(Objective): Print every record below exactly as written.
━━━━━━
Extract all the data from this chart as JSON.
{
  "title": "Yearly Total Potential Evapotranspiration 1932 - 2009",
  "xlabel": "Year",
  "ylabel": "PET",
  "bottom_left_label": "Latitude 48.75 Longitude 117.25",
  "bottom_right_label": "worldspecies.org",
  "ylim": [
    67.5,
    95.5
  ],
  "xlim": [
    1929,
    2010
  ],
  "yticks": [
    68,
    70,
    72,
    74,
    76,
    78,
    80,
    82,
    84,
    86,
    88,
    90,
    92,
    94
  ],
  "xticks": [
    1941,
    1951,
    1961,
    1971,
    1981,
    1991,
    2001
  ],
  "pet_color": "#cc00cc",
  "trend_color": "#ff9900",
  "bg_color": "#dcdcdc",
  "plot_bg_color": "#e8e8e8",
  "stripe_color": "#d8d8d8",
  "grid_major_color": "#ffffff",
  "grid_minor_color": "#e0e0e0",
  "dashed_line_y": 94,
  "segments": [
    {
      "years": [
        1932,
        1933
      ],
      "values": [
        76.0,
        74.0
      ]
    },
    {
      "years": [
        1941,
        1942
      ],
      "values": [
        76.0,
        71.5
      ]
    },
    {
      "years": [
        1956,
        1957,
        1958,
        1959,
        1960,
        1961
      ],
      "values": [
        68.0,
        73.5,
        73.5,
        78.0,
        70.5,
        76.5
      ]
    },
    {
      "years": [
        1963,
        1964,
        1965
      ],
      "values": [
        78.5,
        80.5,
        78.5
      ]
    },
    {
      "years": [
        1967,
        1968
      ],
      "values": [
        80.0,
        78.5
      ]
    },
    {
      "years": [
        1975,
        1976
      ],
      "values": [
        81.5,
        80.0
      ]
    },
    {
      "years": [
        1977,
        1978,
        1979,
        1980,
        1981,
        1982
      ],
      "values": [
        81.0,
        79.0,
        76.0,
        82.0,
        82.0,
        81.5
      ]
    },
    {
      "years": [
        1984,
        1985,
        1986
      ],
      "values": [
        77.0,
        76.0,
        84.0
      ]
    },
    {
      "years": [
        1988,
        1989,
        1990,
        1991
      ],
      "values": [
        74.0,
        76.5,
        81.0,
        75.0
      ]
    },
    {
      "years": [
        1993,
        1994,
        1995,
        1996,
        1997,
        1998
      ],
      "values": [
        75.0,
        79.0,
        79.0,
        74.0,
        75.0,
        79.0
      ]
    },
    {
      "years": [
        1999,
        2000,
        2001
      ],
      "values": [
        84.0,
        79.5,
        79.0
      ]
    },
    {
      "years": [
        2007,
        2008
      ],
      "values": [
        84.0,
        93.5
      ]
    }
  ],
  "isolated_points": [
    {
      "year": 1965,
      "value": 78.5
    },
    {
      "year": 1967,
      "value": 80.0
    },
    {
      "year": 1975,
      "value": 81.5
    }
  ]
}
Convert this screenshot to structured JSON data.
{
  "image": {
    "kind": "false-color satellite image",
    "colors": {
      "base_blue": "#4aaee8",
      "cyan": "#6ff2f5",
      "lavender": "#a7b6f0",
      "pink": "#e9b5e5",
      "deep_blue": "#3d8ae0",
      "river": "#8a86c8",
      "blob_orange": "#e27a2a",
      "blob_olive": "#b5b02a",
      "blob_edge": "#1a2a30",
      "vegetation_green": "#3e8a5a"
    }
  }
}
━━━━━━
(The solution):
Extract all the data from this chart as JSON.
{
  "title": "Yearly Total Potential Evapotranspiration 1932 - 2009",
  "xlabel": "Year",
  "ylabel": "PET",
  "bottom_left_label": "Latitude 48.75 Longitude 117.25",
  "bottom_right_label": "worldspecies.org",
  "ylim": [
    67.5,
    95.5
  ],
  "xlim": [
    1929,
    2010
  ],
  "yticks": [
    68,
    70,
    72,
    74,
    76,
    78,
    80,
    82,
    84,
    86,
    88,
    90,
    92,
    94
  ],
  "xticks": [
    1941,
    1951,
    1961,
    1971,
    1981,
    1991,
    2001
  ],
  "pet_color": "#cc00cc",
  "trend_color": "#ff9900",
  "bg_color": "#dcdcdc",
  "plot_bg_color": "#e8e8e8",
  "stripe_color": "#d8d8d8",
  "grid_major_color": "#ffffff",
  "grid_minor_color": "#e0e0e0",
  "dashed_line_y": 94,
  "segments": [
    {
      "years": [
        1932,
        1933
      ],
      "values": [
        76.0,
        74.0
      ]
    },
    {
      "years": [
        1941,
        1942
      ],
      "values": [
        76.0,
        71.5
      ]
    },
    {
      "years": [
        1956,
        1957,
        1958,
        1959,
        1960,
        1961
      ],
      "values": [
        68.0,
        73.5,
        73.5,
        78.0,
        70.5,
        76.5
      ]
    },
    {
      "years": [
        1963,
        1964,
        1965
      ],
      "values": [
        78.5,
        80.5,
        78.5
      ]
    },
    {
      "years": [
        1967,
        1968
      ],
      "values": [
        80.0,
        78.5
      ]
    },
    {
      "years": [
        1975,
        1976
      ],
      "values": [
        81.5,
        80.0
      ]
    },
    {
      "years": [
        1977,
        1978,
        1979,
        1980,
        1981,
        1982
      ],
      "values": [
        81.0,
        79.0,
        76.0,
        82.0,
        82.0,
        81.5
      ]
    },
    {
      "years": [
        1984,
        1985,
        1986
      ],
      "values": [
        77.0,
        76.0,
        84.0
      ]
    },
    {
      "years": [
        1988,
        1989,
        1990,
        1991
      ],
      "values": [
        74.0,
        76.5,
        81.0,
        75.0
      ]
    },
    {
      "years": [
        1993,
        1994,
        1995,
        1996,
        1997,
        1998
      ],
      "values": [
        75.0,
        79.0,
        79.0,
        74.0,
        75.0,
        79.0
      ]
    },
    {
      "years": [
        1999,
        2000,
        2001
      ],
      "values": [
        84.0,
        79.5,
        79.0
      ]
    },
    {
      "years": [
        2007,
        2008
      ],
      "values": [
        84.0,
        93.5
      ]
    }
  ],
  "isolated_points": [
    {
      "year": 1965,
      "value": 78.5
    },
    {
      "year": 1967,
      "value": 80.0
    },
    {
      "year": 1975,
      "value": 81.5
    }
  ]
}
Convert this screenshot to structured JSON data.
{
  "image": {
    "kind": "false-color satellite image",
    "colors": {
      "base_blue": "#4aaee8",
      "cyan": "#6ff2f5",
      "lavender": "#a7b6f0",
      "pink": "#e9b5e5",
      "deep_blue": "#3d8ae0",
      "river": "#8a86c8",
      "blob_orange": "#e27a2a",
      "blob_olive": "#b5b02a",
      "blob_edge": "#1a2a30",
      "vegetation_green": "#3e8a5a"
    }
  }
}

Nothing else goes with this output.